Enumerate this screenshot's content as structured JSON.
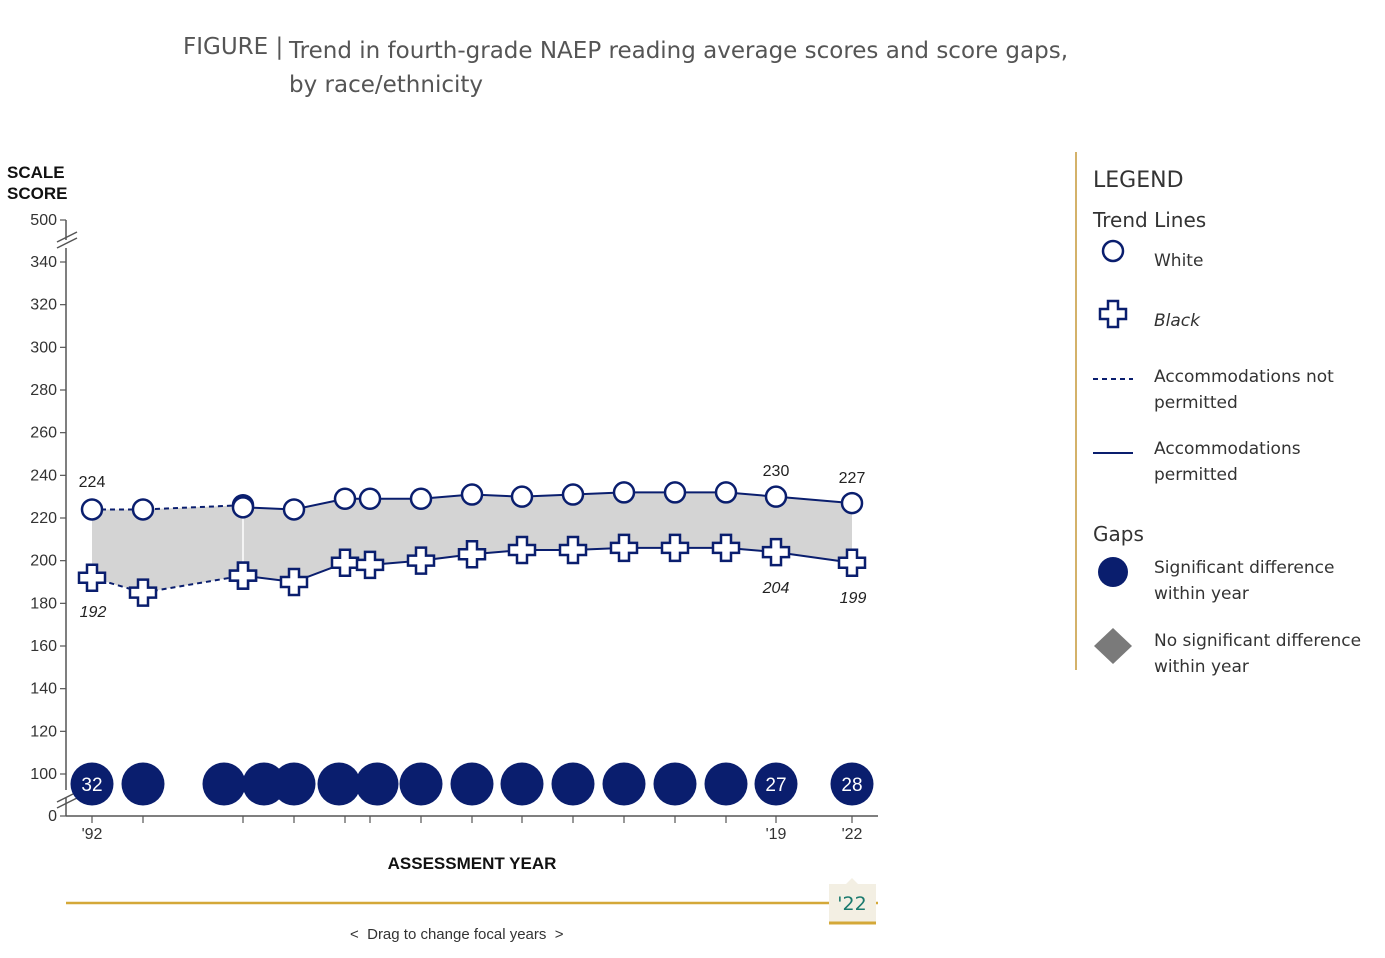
{
  "title": {
    "label": "FIGURE |",
    "text": "Trend in fourth-grade NAEP reading average scores and score gaps, by race/ethnicity"
  },
  "chart_data": {
    "type": "line",
    "ylabel_line1": "SCALE",
    "ylabel_line2": "SCORE",
    "xlabel": "ASSESSMENT YEAR",
    "ylim": [
      0,
      500
    ],
    "y_ticks": [
      "500",
      "340",
      "320",
      "300",
      "280",
      "260",
      "240",
      "220",
      "200",
      "180",
      "160",
      "140",
      "120",
      "100",
      "0"
    ],
    "x_tick_labels": [
      "'92",
      "'19",
      "'22"
    ],
    "x": [
      1992,
      1994,
      1998,
      1998,
      2000,
      2002,
      2003,
      2005,
      2007,
      2009,
      2011,
      2013,
      2015,
      2017,
      2019,
      2022
    ],
    "series": [
      {
        "name": "White",
        "accommodations_not_permitted": {
          "x": [
            1992,
            1994,
            1998
          ],
          "y": [
            224,
            224,
            226
          ]
        },
        "accommodations_permitted": {
          "x": [
            1998,
            2000,
            2002,
            2003,
            2005,
            2007,
            2009,
            2011,
            2013,
            2015,
            2017,
            2019,
            2022
          ],
          "y": [
            225,
            224,
            229,
            229,
            229,
            231,
            230,
            231,
            232,
            232,
            232,
            230,
            227
          ]
        }
      },
      {
        "name": "Black",
        "accommodations_not_permitted": {
          "x": [
            1992,
            1994,
            1998
          ],
          "y": [
            192,
            185,
            193
          ]
        },
        "accommodations_permitted": {
          "x": [
            1998,
            2000,
            2002,
            2003,
            2005,
            2007,
            2009,
            2011,
            2013,
            2015,
            2017,
            2019,
            2022
          ],
          "y": [
            193,
            190,
            199,
            198,
            200,
            203,
            205,
            205,
            206,
            206,
            206,
            204,
            199
          ]
        }
      }
    ],
    "gaps": {
      "x": [
        1992,
        1994,
        1998,
        1998,
        2000,
        2002,
        2003,
        2005,
        2007,
        2009,
        2011,
        2013,
        2015,
        2017,
        2019,
        2022
      ],
      "significant": [
        true,
        true,
        true,
        true,
        true,
        true,
        true,
        true,
        true,
        true,
        true,
        true,
        true,
        true,
        true,
        true
      ],
      "labels": [
        "32",
        "",
        "",
        "",
        "",
        "",
        "",
        "",
        "",
        "",
        "",
        "",
        "",
        "",
        "27",
        "28"
      ]
    },
    "point_labels": {
      "white_1992": "224",
      "white_2019": "230",
      "white_2022": "227",
      "black_1992": "192",
      "black_2019": "204",
      "black_2022": "199"
    },
    "colors": {
      "navy": "#0a1e6e",
      "gap_fill": "#d4d4d4",
      "gold": "#d4a838",
      "teal": "#1a7a6e"
    }
  },
  "slider": {
    "focal_year": "'22",
    "hint_left": "<",
    "hint_text": "Drag to change focal years",
    "hint_right": ">"
  },
  "legend": {
    "title": "LEGEND",
    "trend_heading": "Trend Lines",
    "white": "White",
    "black": "Black",
    "not_permitted": "Accommodations not permitted",
    "permitted": "Accommodations permitted",
    "gaps_heading": "Gaps",
    "significant": "Significant difference within year",
    "not_significant": "No significant difference within year"
  }
}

= = = = = = =

◆ **Written instruction**
Output the entries above exactly. Drop the pictures.

◆ **Result of this task**
Enumerate this screenshot's content as structured JSON.
{
  "title": {
    "label": "FIGURE |",
    "text": "Trend in fourth-grade NAEP reading average scores and score gaps, by race/ethnicity"
  },
  "chart_data": {
    "type": "line",
    "ylabel_line1": "SCALE",
    "ylabel_line2": "SCORE",
    "xlabel": "ASSESSMENT YEAR",
    "ylim": [
      0,
      500
    ],
    "y_ticks": [
      "500",
      "340",
      "320",
      "300",
      "280",
      "260",
      "240",
      "220",
      "200",
      "180",
      "160",
      "140",
      "120",
      "100",
      "0"
    ],
    "x_tick_labels": [
      "'92",
      "'19",
      "'22"
    ],
    "x": [
      1992,
      1994,
      1998,
      1998,
      2000,
      2002,
      2003,
      2005,
      2007,
      2009,
      2011,
      2013,
      2015,
      2017,
      2019,
      2022
    ],
    "series": [
      {
        "name": "White",
        "accommodations_not_permitted": {
          "x": [
            1992,
            1994,
            1998
          ],
          "y": [
            224,
            224,
            226
          ]
        },
        "accommodations_permitted": {
          "x": [
            1998,
            2000,
            2002,
            2003,
            2005,
            2007,
            2009,
            2011,
            2013,
            2015,
            2017,
            2019,
            2022
          ],
          "y": [
            225,
            224,
            229,
            229,
            229,
            231,
            230,
            231,
            232,
            232,
            232,
            230,
            227
          ]
        }
      },
      {
        "name": "Black",
        "accommodations_not_permitted": {
          "x": [
            1992,
            1994,
            1998
          ],
          "y": [
            192,
            185,
            193
          ]
        },
        "accommodations_permitted": {
          "x": [
            1998,
            2000,
            2002,
            2003,
            2005,
            2007,
            2009,
            2011,
            2013,
            2015,
            2017,
            2019,
            2022
          ],
          "y": [
            193,
            190,
            199,
            198,
            200,
            203,
            205,
            205,
            206,
            206,
            206,
            204,
            199
          ]
        }
      }
    ],
    "gaps": {
      "x": [
        1992,
        1994,
        1998,
        1998,
        2000,
        2002,
        2003,
        2005,
        2007,
        2009,
        2011,
        2013,
        2015,
        2017,
        2019,
        2022
      ],
      "significant": [
        true,
        true,
        true,
        true,
        true,
        true,
        true,
        true,
        true,
        true,
        true,
        true,
        true,
        true,
        true,
        true
      ],
      "labels": [
        "32",
        "",
        "",
        "",
        "",
        "",
        "",
        "",
        "",
        "",
        "",
        "",
        "",
        "",
        "27",
        "28"
      ]
    },
    "point_labels": {
      "white_1992": "224",
      "white_2019": "230",
      "white_2022": "227",
      "black_1992": "192",
      "black_2019": "204",
      "black_2022": "199"
    },
    "colors": {
      "navy": "#0a1e6e",
      "gap_fill": "#d4d4d4",
      "gold": "#d4a838",
      "teal": "#1a7a6e"
    }
  },
  "slider": {
    "focal_year": "'22",
    "hint_left": "<",
    "hint_text": "Drag to change focal years",
    "hint_right": ">"
  },
  "legend": {
    "title": "LEGEND",
    "trend_heading": "Trend Lines",
    "white": "White",
    "black": "Black",
    "not_permitted": "Accommodations not permitted",
    "permitted": "Accommodations permitted",
    "gaps_heading": "Gaps",
    "significant": "Significant difference within year",
    "not_significant": "No significant difference within year"
  }
}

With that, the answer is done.